▶ _REQUEST_
Report all lines holding "Городской".

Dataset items
>> Begin

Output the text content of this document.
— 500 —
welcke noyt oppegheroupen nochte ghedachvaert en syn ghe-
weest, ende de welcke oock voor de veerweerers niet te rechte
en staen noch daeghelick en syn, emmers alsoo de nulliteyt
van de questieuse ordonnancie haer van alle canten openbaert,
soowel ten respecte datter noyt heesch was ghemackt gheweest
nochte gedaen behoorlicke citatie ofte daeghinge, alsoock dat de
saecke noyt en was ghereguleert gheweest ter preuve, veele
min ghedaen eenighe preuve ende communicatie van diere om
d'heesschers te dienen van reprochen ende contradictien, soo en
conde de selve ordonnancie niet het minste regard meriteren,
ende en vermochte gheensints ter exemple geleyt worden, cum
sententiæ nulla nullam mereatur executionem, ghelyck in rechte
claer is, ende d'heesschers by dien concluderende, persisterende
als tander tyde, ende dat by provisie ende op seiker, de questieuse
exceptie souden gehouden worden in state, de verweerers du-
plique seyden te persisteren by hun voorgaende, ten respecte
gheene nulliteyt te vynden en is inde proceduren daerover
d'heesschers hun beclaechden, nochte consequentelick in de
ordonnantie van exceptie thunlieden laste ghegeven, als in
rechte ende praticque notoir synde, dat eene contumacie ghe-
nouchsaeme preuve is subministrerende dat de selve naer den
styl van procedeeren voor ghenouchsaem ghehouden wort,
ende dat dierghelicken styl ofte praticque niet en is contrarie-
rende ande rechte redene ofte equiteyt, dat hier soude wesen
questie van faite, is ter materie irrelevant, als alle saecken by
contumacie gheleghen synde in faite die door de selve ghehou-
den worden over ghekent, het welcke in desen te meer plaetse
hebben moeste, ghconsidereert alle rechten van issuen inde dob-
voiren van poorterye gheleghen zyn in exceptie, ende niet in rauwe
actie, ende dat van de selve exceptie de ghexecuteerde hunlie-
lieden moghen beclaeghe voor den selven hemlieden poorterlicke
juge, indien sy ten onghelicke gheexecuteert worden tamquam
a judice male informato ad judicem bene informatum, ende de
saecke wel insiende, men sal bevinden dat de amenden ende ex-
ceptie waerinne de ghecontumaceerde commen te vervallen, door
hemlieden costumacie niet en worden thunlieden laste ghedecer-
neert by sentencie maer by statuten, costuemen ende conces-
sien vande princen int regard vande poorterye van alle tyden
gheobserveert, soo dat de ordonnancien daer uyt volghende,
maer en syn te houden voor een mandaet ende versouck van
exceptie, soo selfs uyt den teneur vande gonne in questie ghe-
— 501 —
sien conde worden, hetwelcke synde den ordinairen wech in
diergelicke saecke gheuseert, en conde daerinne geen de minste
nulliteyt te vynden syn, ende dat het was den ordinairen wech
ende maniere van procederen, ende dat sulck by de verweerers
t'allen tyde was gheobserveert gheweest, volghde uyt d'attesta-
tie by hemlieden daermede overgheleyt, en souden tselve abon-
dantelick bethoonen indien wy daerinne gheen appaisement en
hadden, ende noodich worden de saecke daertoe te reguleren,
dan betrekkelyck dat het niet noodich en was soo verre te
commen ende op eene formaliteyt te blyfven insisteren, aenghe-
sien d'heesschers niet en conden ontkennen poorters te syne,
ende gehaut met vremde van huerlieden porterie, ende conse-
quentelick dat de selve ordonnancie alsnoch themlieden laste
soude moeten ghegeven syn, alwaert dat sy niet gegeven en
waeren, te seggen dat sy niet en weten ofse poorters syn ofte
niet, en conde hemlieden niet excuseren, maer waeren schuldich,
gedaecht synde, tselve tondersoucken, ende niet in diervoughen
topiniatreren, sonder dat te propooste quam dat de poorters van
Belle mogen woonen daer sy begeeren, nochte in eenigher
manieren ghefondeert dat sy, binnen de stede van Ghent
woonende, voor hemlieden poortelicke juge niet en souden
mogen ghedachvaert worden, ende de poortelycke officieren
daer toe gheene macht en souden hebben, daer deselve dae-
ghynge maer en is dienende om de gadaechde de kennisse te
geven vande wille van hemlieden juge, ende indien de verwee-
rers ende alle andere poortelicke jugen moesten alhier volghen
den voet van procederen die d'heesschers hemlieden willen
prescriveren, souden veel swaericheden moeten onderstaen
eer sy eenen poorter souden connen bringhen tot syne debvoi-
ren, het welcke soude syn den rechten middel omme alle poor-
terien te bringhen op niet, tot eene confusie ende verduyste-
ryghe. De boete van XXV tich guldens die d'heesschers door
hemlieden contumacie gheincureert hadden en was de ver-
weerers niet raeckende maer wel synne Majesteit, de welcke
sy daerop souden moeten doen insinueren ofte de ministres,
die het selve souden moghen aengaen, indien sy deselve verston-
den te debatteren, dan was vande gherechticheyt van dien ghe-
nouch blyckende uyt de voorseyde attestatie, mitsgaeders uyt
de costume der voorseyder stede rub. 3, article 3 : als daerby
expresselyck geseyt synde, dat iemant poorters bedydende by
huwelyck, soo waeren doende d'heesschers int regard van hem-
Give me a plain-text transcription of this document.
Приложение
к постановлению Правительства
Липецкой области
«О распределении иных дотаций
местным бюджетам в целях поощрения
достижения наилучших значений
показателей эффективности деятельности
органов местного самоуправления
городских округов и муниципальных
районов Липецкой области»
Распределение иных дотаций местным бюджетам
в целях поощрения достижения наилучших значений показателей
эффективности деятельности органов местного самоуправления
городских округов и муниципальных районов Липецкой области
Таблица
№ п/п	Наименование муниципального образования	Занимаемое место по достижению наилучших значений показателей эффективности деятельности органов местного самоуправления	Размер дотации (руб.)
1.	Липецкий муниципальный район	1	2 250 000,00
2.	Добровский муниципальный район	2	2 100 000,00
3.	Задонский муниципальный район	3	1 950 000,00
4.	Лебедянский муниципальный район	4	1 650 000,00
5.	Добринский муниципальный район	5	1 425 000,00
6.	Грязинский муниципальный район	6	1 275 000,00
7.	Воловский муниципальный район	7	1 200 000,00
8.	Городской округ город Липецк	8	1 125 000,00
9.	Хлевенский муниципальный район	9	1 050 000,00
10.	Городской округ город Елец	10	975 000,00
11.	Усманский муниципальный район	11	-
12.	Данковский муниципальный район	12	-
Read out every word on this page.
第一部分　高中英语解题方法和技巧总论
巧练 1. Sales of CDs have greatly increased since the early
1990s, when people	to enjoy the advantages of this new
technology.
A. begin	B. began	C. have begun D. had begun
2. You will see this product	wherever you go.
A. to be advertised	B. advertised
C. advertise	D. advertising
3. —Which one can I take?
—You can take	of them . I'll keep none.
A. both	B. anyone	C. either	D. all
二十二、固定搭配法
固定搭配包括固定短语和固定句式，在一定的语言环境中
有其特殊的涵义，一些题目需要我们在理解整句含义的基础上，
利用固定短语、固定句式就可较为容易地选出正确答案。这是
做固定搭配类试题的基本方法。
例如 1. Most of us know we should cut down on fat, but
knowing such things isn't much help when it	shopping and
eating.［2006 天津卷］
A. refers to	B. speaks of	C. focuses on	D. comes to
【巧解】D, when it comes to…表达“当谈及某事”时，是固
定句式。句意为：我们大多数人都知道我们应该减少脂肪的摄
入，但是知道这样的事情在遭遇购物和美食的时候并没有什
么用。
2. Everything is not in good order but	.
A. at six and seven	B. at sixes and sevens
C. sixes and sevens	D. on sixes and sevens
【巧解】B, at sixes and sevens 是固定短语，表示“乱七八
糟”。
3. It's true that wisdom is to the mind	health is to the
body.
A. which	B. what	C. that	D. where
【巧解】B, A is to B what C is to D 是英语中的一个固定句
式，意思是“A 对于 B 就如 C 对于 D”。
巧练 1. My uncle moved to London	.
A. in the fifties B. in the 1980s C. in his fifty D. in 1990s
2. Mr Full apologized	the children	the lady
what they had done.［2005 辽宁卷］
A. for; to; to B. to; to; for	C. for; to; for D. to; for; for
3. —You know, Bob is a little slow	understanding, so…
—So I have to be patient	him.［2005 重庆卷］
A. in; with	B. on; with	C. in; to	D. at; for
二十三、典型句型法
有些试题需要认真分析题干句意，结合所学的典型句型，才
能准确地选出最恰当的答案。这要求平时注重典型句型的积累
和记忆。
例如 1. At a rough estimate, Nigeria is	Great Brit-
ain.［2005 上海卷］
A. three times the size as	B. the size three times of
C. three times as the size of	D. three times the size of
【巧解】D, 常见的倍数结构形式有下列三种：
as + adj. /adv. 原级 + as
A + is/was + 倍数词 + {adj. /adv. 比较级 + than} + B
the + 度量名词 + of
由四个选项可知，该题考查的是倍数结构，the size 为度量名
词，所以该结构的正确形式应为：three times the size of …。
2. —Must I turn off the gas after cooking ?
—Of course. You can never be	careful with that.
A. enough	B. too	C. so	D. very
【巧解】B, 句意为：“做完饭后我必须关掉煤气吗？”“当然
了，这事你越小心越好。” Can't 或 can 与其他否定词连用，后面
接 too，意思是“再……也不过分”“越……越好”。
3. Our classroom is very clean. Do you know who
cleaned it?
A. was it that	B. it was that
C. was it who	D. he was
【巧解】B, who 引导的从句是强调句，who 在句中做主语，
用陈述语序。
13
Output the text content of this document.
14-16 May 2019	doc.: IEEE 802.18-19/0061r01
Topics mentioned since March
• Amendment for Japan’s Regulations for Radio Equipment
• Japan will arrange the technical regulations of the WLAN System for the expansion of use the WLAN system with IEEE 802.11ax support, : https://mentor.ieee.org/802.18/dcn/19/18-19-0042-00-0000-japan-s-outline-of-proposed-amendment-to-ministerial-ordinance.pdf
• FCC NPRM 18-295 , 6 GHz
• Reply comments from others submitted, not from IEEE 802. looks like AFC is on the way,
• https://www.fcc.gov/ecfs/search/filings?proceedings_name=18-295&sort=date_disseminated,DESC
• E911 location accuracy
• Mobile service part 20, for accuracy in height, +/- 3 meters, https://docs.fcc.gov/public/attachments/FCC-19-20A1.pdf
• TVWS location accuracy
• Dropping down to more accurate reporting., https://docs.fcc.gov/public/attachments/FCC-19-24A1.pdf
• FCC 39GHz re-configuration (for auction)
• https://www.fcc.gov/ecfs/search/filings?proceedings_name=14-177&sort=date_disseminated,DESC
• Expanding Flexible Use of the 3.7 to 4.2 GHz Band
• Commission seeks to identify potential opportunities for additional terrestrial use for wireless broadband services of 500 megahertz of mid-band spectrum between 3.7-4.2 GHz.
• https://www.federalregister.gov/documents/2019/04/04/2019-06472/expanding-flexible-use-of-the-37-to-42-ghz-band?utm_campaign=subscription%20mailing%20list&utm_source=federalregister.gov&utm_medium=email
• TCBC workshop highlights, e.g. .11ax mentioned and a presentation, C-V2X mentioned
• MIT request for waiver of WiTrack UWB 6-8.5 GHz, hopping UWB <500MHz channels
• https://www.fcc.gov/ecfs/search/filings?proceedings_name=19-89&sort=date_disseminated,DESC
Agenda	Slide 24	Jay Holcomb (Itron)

>> End

▶ _WRITTEN SOLUTION_
8.	Городской округ город Липецк	8	1 125 000,00
10.	Городской округ город Елец	10	975 000,00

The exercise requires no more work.